» Provided information:
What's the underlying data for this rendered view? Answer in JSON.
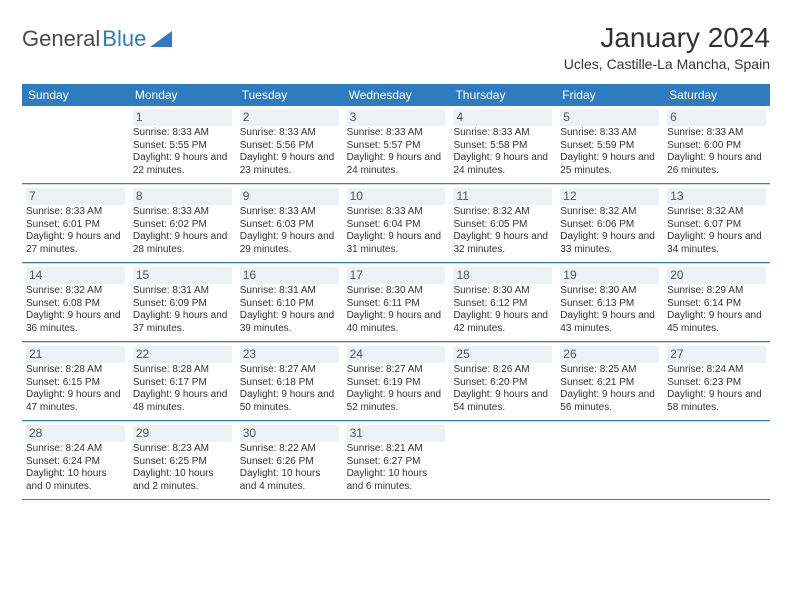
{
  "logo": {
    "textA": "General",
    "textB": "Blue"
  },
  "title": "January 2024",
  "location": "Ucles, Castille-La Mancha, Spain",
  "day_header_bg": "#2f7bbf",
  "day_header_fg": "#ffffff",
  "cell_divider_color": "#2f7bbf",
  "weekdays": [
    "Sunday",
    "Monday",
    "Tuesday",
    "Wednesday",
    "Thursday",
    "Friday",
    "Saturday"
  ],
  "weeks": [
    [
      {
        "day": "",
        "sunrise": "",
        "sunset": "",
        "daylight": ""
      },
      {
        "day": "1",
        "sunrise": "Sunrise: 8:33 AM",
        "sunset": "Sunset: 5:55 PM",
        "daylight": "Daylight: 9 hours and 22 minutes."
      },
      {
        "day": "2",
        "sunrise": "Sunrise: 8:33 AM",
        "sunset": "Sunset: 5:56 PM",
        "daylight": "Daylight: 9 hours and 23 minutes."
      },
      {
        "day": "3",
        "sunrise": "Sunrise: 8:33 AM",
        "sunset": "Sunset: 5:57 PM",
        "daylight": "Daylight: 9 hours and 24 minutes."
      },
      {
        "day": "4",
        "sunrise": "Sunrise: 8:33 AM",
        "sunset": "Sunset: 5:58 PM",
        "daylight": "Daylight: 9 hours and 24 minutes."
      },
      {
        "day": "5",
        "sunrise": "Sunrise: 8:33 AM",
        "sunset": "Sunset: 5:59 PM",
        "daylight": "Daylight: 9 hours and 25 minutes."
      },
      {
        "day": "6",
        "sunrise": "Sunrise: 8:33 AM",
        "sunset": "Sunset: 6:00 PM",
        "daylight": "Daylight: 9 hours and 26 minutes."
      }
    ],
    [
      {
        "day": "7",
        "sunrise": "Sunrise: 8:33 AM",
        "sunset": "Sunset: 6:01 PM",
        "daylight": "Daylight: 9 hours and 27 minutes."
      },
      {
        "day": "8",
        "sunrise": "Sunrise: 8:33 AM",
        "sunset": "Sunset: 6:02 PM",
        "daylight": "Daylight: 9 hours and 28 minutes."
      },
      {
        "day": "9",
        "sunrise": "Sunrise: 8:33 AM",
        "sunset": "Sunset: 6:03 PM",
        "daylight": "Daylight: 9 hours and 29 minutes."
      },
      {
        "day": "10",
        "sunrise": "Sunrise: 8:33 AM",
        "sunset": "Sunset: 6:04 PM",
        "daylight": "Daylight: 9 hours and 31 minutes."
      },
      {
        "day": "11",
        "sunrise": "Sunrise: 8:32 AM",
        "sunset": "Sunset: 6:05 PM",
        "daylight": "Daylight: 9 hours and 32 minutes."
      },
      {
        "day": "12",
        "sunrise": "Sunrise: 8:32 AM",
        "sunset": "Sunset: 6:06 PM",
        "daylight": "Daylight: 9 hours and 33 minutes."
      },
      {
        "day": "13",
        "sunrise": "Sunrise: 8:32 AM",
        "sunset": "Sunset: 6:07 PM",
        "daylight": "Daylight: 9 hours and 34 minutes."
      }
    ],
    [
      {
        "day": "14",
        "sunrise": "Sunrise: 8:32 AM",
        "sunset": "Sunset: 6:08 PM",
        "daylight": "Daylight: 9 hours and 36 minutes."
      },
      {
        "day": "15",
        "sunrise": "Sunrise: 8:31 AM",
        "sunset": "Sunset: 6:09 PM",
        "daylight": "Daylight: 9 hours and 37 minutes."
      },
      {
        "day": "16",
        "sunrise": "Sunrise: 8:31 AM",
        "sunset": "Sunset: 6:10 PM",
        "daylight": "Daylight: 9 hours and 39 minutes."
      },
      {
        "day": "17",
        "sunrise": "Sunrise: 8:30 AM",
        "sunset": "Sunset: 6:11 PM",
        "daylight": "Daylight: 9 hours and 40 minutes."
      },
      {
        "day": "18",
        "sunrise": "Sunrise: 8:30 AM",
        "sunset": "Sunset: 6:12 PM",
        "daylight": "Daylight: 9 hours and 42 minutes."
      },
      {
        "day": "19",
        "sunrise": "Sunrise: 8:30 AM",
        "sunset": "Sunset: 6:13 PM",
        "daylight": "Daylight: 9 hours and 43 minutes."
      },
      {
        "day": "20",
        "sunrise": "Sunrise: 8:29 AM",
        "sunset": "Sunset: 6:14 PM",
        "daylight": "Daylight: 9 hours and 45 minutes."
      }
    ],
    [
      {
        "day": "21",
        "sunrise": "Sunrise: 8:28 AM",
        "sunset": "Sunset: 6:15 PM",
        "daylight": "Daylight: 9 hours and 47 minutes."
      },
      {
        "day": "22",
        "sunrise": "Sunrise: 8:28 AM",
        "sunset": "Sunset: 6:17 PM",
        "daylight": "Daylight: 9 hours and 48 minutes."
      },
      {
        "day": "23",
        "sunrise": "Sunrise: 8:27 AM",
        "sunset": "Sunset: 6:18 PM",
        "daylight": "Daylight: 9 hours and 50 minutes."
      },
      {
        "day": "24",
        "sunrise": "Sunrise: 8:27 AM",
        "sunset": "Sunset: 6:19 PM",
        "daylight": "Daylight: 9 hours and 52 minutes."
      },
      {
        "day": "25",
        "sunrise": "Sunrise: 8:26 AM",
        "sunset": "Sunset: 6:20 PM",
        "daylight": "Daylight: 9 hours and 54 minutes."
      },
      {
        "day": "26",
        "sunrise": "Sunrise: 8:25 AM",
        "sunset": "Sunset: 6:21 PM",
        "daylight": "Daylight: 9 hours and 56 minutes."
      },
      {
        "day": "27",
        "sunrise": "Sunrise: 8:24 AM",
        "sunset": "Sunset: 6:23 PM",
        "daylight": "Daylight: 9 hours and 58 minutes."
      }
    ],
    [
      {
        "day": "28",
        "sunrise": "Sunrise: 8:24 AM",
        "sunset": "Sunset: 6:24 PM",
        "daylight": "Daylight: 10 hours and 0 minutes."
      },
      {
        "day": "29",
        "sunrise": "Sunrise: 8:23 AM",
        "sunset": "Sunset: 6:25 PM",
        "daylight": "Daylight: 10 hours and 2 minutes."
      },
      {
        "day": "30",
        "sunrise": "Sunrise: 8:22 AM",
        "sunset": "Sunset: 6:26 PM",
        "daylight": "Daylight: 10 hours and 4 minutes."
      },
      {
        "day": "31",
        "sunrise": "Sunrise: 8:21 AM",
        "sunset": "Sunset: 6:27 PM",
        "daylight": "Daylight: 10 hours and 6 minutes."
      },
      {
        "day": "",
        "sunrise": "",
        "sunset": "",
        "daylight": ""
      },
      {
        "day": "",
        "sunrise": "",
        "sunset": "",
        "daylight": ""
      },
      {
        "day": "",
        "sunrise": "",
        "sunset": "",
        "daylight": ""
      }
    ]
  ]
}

» Your objective:
Reproduce the full listing faithfully, but do not carry over any pictures.

» Solved exercise:
What's the underlying data for this rendered view? Answer in JSON.
{
  "logo": {
    "textA": "General",
    "textB": "Blue"
  },
  "title": "January 2024",
  "location": "Ucles, Castille-La Mancha, Spain",
  "day_header_bg": "#2f7bbf",
  "day_header_fg": "#ffffff",
  "cell_divider_color": "#2f7bbf",
  "weekdays": [
    "Sunday",
    "Monday",
    "Tuesday",
    "Wednesday",
    "Thursday",
    "Friday",
    "Saturday"
  ],
  "weeks": [
    [
      {
        "day": "",
        "sunrise": "",
        "sunset": "",
        "daylight": ""
      },
      {
        "day": "1",
        "sunrise": "Sunrise: 8:33 AM",
        "sunset": "Sunset: 5:55 PM",
        "daylight": "Daylight: 9 hours and 22 minutes."
      },
      {
        "day": "2",
        "sunrise": "Sunrise: 8:33 AM",
        "sunset": "Sunset: 5:56 PM",
        "daylight": "Daylight: 9 hours and 23 minutes."
      },
      {
        "day": "3",
        "sunrise": "Sunrise: 8:33 AM",
        "sunset": "Sunset: 5:57 PM",
        "daylight": "Daylight: 9 hours and 24 minutes."
      },
      {
        "day": "4",
        "sunrise": "Sunrise: 8:33 AM",
        "sunset": "Sunset: 5:58 PM",
        "daylight": "Daylight: 9 hours and 24 minutes."
      },
      {
        "day": "5",
        "sunrise": "Sunrise: 8:33 AM",
        "sunset": "Sunset: 5:59 PM",
        "daylight": "Daylight: 9 hours and 25 minutes."
      },
      {
        "day": "6",
        "sunrise": "Sunrise: 8:33 AM",
        "sunset": "Sunset: 6:00 PM",
        "daylight": "Daylight: 9 hours and 26 minutes."
      }
    ],
    [
      {
        "day": "7",
        "sunrise": "Sunrise: 8:33 AM",
        "sunset": "Sunset: 6:01 PM",
        "daylight": "Daylight: 9 hours and 27 minutes."
      },
      {
        "day": "8",
        "sunrise": "Sunrise: 8:33 AM",
        "sunset": "Sunset: 6:02 PM",
        "daylight": "Daylight: 9 hours and 28 minutes."
      },
      {
        "day": "9",
        "sunrise": "Sunrise: 8:33 AM",
        "sunset": "Sunset: 6:03 PM",
        "daylight": "Daylight: 9 hours and 29 minutes."
      },
      {
        "day": "10",
        "sunrise": "Sunrise: 8:33 AM",
        "sunset": "Sunset: 6:04 PM",
        "daylight": "Daylight: 9 hours and 31 minutes."
      },
      {
        "day": "11",
        "sunrise": "Sunrise: 8:32 AM",
        "sunset": "Sunset: 6:05 PM",
        "daylight": "Daylight: 9 hours and 32 minutes."
      },
      {
        "day": "12",
        "sunrise": "Sunrise: 8:32 AM",
        "sunset": "Sunset: 6:06 PM",
        "daylight": "Daylight: 9 hours and 33 minutes."
      },
      {
        "day": "13",
        "sunrise": "Sunrise: 8:32 AM",
        "sunset": "Sunset: 6:07 PM",
        "daylight": "Daylight: 9 hours and 34 minutes."
      }
    ],
    [
      {
        "day": "14",
        "sunrise": "Sunrise: 8:32 AM",
        "sunset": "Sunset: 6:08 PM",
        "daylight": "Daylight: 9 hours and 36 minutes."
      },
      {
        "day": "15",
        "sunrise": "Sunrise: 8:31 AM",
        "sunset": "Sunset: 6:09 PM",
        "daylight": "Daylight: 9 hours and 37 minutes."
      },
      {
        "day": "16",
        "sunrise": "Sunrise: 8:31 AM",
        "sunset": "Sunset: 6:10 PM",
        "daylight": "Daylight: 9 hours and 39 minutes."
      },
      {
        "day": "17",
        "sunrise": "Sunrise: 8:30 AM",
        "sunset": "Sunset: 6:11 PM",
        "daylight": "Daylight: 9 hours and 40 minutes."
      },
      {
        "day": "18",
        "sunrise": "Sunrise: 8:30 AM",
        "sunset": "Sunset: 6:12 PM",
        "daylight": "Daylight: 9 hours and 42 minutes."
      },
      {
        "day": "19",
        "sunrise": "Sunrise: 8:30 AM",
        "sunset": "Sunset: 6:13 PM",
        "daylight": "Daylight: 9 hours and 43 minutes."
      },
      {
        "day": "20",
        "sunrise": "Sunrise: 8:29 AM",
        "sunset": "Sunset: 6:14 PM",
        "daylight": "Daylight: 9 hours and 45 minutes."
      }
    ],
    [
      {
        "day": "21",
        "sunrise": "Sunrise: 8:28 AM",
        "sunset": "Sunset: 6:15 PM",
        "daylight": "Daylight: 9 hours and 47 minutes."
      },
      {
        "day": "22",
        "sunrise": "Sunrise: 8:28 AM",
        "sunset": "Sunset: 6:17 PM",
        "daylight": "Daylight: 9 hours and 48 minutes."
      },
      {
        "day": "23",
        "sunrise": "Sunrise: 8:27 AM",
        "sunset": "Sunset: 6:18 PM",
        "daylight": "Daylight: 9 hours and 50 minutes."
      },
      {
        "day": "24",
        "sunrise": "Sunrise: 8:27 AM",
        "sunset": "Sunset: 6:19 PM",
        "daylight": "Daylight: 9 hours and 52 minutes."
      },
      {
        "day": "25",
        "sunrise": "Sunrise: 8:26 AM",
        "sunset": "Sunset: 6:20 PM",
        "daylight": "Daylight: 9 hours and 54 minutes."
      },
      {
        "day": "26",
        "sunrise": "Sunrise: 8:25 AM",
        "sunset": "Sunset: 6:21 PM",
        "daylight": "Daylight: 9 hours and 56 minutes."
      },
      {
        "day": "27",
        "sunrise": "Sunrise: 8:24 AM",
        "sunset": "Sunset: 6:23 PM",
        "daylight": "Daylight: 9 hours and 58 minutes."
      }
    ],
    [
      {
        "day": "28",
        "sunrise": "Sunrise: 8:24 AM",
        "sunset": "Sunset: 6:24 PM",
        "daylight": "Daylight: 10 hours and 0 minutes."
      },
      {
        "day": "29",
        "sunrise": "Sunrise: 8:23 AM",
        "sunset": "Sunset: 6:25 PM",
        "daylight": "Daylight: 10 hours and 2 minutes."
      },
      {
        "day": "30",
        "sunrise": "Sunrise: 8:22 AM",
        "sunset": "Sunset: 6:26 PM",
        "daylight": "Daylight: 10 hours and 4 minutes."
      },
      {
        "day": "31",
        "sunrise": "Sunrise: 8:21 AM",
        "sunset": "Sunset: 6:27 PM",
        "daylight": "Daylight: 10 hours and 6 minutes."
      },
      {
        "day": "",
        "sunrise": "",
        "sunset": "",
        "daylight": ""
      },
      {
        "day": "",
        "sunrise": "",
        "sunset": "",
        "daylight": ""
      },
      {
        "day": "",
        "sunrise": "",
        "sunset": "",
        "daylight": ""
      }
    ]
  ]
}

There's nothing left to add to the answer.